[Extracted data entries]
· · · ·
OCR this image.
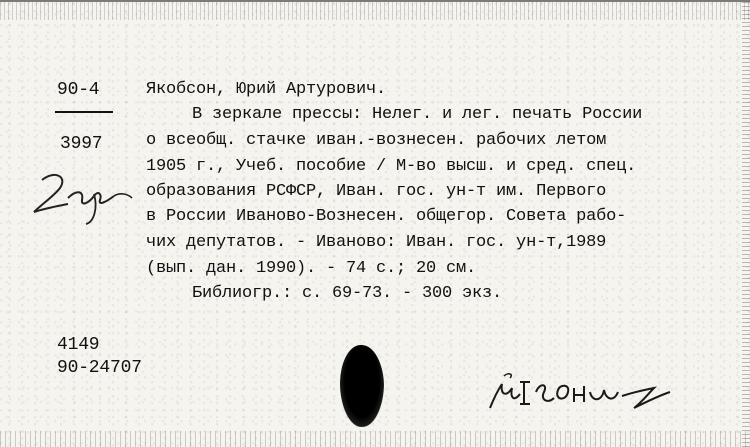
90-4
3997
Якобсон, Юрий Артурович.
В зеркале прессы: Нелег. и лег. печать России
о всеобщ. стачке иван.-вознесен. рабочих летом
1905 г., Учеб. пособие / М-во высш. и сред. спец.
образования РСФСР, Иван. гос. ун-т им. Первого
в России Иваново-Вознесен. общегор. Совета рабо-
чих депутатов. - Иваново: Иван. гос. ун-т,1989
(вып. дан. 1990). - 74 с.; 20 см.
Библиогр.: с. 69-73. - 300 экз.
4149
90-24707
· · · ·
▶ Problem details: Using the data above, write out every line exactly, leaving the images behind.

▶ Result of this task:
OCR this image.
90-4
3997
Якобсон, Юрий Артурович.
В зеркале прессы: Нелег. и лег. печать России
о всеобщ. стачке иван.-вознесен. рабочих летом
1905 г., Учеб. пособие / М-во высш. и сред. спец.
образования РСФСР, Иван. гос. ун-т им. Первого
в России Иваново-Вознесен. общегор. Совета рабо-
чих депутатов. - Иваново: Иван. гос. ун-т,1989
(вып. дан. 1990). - 74 с.; 20 см.
Библиогр.: с. 69-73. - 300 экз.
4149
90-24707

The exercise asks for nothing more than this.